Records follow. Pull out every line that contains "this".

==== RAW RECORDS ====

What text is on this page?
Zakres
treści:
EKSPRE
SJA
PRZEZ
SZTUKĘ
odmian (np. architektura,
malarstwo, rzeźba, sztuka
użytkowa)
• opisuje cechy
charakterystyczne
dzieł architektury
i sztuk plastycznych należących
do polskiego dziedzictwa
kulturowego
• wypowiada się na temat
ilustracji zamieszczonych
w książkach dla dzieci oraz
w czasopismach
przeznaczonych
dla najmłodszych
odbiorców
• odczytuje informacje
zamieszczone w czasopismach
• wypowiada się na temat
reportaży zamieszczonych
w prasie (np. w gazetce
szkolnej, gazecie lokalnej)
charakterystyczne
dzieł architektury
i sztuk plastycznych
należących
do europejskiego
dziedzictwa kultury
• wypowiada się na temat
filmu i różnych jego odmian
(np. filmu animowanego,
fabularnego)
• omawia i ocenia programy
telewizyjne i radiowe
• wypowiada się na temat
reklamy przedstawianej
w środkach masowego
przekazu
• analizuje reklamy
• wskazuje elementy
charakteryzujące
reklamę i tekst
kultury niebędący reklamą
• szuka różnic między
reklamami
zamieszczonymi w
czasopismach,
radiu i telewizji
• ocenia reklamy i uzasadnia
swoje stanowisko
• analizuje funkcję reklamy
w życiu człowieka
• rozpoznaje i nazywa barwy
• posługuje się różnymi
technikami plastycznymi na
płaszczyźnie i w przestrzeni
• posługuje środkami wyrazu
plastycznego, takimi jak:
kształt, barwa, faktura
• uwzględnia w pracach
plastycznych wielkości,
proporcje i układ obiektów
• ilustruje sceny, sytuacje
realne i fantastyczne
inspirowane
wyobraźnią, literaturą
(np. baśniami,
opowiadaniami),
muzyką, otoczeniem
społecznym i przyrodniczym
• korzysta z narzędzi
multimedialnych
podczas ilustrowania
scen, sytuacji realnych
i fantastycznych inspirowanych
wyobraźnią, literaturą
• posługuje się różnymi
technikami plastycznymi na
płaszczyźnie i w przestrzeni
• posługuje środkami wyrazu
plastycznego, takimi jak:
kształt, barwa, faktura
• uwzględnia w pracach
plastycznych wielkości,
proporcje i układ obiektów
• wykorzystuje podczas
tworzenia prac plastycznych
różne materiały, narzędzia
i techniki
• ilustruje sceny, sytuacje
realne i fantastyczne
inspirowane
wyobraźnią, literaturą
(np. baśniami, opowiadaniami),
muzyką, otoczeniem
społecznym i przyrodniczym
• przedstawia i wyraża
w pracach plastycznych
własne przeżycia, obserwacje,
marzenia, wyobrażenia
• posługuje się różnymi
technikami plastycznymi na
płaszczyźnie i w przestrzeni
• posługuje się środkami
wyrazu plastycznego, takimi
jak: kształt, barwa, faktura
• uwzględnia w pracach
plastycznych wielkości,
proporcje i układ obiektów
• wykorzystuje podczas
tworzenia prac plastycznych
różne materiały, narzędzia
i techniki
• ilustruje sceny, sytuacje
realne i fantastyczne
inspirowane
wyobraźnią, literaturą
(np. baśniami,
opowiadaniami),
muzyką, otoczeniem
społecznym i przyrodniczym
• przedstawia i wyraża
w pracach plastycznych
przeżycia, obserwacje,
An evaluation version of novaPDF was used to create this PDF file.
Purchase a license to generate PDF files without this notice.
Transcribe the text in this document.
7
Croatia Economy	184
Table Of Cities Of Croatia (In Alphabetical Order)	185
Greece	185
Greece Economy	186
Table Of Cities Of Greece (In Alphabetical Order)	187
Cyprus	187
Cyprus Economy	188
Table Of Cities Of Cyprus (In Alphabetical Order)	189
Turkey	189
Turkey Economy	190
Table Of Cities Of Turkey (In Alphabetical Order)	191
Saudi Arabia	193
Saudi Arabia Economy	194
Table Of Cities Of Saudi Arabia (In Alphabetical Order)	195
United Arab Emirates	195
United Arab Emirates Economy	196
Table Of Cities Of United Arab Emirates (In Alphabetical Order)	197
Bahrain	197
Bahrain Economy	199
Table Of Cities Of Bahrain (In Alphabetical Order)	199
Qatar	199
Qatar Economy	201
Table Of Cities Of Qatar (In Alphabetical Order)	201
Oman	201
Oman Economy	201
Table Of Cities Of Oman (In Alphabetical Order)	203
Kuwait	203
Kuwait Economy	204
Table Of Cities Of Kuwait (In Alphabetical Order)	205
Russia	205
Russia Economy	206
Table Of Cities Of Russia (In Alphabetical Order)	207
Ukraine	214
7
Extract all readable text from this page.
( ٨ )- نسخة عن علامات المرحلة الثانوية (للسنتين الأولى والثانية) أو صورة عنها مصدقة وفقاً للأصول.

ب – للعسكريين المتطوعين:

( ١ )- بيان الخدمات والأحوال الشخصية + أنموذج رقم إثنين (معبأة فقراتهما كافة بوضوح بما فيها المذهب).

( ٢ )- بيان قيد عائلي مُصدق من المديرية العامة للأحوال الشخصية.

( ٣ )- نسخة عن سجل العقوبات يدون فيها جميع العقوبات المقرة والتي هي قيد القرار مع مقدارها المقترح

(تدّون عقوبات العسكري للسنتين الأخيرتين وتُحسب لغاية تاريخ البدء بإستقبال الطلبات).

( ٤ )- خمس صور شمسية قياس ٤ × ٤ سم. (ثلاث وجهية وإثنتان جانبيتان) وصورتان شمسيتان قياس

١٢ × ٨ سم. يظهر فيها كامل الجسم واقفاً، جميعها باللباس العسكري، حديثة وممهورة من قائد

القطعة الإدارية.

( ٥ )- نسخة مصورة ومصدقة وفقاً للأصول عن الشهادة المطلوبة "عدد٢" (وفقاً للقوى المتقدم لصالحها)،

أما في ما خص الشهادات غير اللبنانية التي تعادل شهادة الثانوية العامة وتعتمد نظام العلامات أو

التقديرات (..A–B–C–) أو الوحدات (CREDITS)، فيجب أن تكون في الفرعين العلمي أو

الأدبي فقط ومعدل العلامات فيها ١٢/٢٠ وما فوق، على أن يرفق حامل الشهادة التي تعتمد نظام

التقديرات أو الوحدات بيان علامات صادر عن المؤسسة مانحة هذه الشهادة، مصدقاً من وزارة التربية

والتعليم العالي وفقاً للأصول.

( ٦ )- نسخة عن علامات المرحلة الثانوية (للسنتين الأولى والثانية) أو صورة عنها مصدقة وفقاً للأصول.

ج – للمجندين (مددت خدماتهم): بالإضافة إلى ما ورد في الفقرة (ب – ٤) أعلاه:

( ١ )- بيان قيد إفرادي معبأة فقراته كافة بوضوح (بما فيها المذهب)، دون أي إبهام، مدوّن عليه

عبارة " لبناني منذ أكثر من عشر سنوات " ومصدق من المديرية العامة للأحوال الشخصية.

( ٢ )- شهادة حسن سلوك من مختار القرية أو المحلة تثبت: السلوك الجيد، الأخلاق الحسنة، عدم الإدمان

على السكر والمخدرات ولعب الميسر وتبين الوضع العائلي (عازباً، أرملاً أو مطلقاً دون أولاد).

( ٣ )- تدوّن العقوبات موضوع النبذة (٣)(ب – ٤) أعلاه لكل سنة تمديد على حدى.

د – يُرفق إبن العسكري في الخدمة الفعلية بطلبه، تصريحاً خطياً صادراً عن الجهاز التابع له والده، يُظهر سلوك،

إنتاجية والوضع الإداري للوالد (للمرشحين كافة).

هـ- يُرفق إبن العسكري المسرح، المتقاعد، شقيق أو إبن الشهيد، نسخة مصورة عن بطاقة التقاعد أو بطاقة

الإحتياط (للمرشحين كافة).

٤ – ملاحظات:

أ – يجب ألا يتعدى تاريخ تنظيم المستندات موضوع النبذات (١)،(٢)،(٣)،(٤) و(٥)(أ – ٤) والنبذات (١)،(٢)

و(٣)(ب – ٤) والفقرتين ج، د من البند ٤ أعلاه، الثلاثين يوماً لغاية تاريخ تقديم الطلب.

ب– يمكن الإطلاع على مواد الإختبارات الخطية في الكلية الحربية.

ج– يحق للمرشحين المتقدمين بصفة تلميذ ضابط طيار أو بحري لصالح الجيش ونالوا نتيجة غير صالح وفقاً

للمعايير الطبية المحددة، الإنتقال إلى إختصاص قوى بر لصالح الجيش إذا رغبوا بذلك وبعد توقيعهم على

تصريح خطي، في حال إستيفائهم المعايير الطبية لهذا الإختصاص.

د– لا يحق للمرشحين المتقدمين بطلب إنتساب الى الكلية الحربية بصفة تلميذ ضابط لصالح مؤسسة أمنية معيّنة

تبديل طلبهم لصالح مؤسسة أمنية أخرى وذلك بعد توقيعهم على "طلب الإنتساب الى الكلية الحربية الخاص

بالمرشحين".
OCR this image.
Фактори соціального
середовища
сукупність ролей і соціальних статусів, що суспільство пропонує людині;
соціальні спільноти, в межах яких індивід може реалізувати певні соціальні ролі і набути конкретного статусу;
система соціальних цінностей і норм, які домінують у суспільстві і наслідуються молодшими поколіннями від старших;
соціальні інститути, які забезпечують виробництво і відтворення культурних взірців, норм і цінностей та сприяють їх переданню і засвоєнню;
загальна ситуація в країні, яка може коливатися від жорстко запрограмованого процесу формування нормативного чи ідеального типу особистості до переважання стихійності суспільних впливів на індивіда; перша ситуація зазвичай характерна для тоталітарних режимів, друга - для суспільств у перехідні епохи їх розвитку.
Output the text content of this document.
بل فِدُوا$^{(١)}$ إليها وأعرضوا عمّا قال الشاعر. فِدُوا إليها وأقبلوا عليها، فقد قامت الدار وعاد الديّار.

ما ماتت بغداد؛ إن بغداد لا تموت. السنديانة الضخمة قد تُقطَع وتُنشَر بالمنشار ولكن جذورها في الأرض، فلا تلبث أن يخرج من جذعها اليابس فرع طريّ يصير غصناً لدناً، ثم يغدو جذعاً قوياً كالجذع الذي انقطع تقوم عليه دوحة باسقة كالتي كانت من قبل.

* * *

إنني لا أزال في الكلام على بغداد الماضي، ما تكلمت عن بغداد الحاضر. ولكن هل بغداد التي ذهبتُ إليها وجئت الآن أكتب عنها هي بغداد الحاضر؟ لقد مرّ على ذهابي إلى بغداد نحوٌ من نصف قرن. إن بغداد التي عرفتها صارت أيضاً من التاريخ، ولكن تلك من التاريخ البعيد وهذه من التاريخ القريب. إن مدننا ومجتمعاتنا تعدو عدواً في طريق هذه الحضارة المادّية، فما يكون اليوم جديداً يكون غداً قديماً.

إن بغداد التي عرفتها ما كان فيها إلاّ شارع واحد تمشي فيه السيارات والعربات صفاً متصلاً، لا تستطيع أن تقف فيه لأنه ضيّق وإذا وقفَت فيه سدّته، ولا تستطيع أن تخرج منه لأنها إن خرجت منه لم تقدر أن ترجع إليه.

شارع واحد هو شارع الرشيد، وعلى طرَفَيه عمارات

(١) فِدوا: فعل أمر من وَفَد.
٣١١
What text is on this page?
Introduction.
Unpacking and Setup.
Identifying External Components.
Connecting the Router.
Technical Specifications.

====

▶ SOLUTION
What text is on this page?
An evaluation version of novaPDF was used to create this PDF file.
Purchase a license to generate PDF files without this notice.
Transcribe the text in this document.
Extract all readable text from this page.
OCR this image.
Output the text content of this document.
What text is on this page?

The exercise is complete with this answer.